Dataset records:
------------------------------------------------------------

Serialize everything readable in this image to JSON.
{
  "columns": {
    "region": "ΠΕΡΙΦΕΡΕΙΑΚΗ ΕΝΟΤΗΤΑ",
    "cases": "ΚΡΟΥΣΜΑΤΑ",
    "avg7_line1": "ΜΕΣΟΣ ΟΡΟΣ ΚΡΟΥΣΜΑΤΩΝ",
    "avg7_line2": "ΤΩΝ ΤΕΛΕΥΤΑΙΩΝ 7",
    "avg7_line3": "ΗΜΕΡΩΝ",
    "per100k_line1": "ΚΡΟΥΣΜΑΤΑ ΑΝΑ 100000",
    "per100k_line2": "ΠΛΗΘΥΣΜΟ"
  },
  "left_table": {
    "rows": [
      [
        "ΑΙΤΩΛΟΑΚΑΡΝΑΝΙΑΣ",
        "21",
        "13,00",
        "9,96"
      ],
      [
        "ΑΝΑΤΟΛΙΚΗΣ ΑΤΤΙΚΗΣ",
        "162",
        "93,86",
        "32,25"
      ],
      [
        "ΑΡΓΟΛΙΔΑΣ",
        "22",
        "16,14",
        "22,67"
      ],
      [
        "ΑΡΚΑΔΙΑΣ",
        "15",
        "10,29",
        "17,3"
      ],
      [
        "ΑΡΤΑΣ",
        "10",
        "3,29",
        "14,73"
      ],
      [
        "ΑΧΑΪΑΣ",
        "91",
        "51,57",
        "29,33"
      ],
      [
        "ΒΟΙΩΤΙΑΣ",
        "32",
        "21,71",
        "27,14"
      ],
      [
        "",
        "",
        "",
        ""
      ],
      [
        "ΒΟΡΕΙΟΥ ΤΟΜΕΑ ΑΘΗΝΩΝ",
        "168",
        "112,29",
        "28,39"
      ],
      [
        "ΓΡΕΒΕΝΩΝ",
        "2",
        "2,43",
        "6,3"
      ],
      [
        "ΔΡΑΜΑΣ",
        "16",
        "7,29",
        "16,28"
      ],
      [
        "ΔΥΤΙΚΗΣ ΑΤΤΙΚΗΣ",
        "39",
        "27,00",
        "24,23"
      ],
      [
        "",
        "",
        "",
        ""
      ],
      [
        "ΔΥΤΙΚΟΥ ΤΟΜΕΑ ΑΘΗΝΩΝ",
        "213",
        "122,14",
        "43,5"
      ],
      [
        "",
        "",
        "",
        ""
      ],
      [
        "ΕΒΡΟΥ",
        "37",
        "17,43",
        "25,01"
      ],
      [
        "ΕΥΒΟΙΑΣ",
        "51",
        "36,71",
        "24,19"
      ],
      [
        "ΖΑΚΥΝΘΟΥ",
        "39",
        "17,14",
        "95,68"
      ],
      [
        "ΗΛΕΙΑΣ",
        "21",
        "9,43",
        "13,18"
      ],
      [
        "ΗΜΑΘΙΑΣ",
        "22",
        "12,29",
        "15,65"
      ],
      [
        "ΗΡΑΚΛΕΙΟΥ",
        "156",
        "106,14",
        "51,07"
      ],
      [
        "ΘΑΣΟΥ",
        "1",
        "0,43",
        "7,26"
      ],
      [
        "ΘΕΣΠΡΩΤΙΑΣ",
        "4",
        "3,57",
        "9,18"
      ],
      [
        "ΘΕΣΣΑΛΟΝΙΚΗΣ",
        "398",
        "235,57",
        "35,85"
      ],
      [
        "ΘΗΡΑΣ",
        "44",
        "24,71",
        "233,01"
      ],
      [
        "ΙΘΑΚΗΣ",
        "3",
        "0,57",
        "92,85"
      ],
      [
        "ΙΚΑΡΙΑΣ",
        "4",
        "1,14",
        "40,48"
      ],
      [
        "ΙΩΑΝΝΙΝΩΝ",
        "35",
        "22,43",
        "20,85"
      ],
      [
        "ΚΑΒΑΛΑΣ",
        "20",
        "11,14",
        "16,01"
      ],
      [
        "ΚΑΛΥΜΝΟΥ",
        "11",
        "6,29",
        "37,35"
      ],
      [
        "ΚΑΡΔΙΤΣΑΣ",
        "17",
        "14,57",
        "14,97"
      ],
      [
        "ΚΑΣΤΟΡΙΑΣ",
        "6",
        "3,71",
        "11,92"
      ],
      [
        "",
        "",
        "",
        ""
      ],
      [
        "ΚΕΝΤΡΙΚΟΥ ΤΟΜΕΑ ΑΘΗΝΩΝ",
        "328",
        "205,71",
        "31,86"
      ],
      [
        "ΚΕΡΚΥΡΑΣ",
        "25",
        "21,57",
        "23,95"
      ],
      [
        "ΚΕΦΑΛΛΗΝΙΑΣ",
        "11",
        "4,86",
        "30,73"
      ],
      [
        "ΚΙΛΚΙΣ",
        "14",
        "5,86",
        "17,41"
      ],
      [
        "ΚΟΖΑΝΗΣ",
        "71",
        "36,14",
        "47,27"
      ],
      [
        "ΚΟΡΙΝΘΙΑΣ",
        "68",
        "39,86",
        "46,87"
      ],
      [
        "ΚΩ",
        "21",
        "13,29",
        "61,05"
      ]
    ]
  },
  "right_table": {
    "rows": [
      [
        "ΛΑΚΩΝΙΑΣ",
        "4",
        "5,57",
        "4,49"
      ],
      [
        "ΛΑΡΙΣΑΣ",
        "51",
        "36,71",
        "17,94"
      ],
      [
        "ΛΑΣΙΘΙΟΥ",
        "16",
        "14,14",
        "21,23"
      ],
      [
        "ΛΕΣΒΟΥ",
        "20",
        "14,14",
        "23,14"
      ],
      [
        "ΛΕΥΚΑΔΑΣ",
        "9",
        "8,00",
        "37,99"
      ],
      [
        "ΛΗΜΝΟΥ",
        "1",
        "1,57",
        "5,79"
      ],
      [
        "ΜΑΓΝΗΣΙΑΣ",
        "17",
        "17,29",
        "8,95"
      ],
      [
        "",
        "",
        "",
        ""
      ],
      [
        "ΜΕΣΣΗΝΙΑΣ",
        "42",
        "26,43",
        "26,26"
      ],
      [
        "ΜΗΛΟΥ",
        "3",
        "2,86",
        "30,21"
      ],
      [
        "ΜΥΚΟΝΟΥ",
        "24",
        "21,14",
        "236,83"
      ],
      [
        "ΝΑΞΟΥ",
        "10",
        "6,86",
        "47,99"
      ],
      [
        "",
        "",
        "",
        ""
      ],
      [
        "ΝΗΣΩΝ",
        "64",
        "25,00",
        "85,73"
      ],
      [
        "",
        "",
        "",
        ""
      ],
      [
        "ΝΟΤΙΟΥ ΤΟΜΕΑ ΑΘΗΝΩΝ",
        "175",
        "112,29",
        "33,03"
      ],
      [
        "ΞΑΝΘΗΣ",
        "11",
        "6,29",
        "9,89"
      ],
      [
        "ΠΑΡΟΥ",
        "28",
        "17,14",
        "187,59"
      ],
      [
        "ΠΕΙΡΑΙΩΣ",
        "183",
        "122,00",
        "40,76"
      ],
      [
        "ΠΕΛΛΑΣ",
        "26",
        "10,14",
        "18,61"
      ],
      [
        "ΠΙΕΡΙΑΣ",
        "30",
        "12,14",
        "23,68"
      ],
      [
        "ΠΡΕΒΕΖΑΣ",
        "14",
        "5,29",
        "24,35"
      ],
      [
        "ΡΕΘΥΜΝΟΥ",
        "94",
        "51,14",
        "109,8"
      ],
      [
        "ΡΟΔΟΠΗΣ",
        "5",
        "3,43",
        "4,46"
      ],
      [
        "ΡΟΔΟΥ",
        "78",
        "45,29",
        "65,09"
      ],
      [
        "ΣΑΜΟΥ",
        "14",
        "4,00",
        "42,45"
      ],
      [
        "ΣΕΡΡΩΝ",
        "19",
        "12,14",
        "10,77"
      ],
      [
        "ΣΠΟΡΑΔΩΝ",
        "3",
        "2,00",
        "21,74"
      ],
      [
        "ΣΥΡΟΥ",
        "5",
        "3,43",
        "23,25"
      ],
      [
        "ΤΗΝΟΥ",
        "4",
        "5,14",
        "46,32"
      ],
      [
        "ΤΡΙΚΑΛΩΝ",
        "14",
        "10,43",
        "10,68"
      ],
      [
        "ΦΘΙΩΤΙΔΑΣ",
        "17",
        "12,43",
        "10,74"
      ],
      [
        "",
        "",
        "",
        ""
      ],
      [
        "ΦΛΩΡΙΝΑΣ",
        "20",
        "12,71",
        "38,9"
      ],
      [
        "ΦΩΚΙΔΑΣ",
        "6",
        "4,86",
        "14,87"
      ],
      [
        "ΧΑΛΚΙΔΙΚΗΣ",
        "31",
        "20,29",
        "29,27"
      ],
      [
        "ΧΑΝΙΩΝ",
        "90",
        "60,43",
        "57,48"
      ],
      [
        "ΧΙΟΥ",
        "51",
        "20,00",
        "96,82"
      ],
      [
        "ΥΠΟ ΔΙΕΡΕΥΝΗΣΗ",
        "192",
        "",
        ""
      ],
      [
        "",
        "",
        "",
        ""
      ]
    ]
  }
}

------------------------------------------------------------

WHAT YOU HAVE TO DO: Scan the data above and copy every line with "ΑΘΗΝΩΝ" in it.

ANSWER TO THIS EXERCISE:
        "ΒΟΡΕΙΟΥ ΤΟΜΕΑ ΑΘΗΝΩΝ",
        "ΔΥΤΙΚΟΥ ΤΟΜΕΑ ΑΘΗΝΩΝ",
        "ΚΕΝΤΡΙΚΟΥ ΤΟΜΕΑ ΑΘΗΝΩΝ",
        "ΝΟΤΙΟΥ ΤΟΜΕΑ ΑΘΗΝΩΝ",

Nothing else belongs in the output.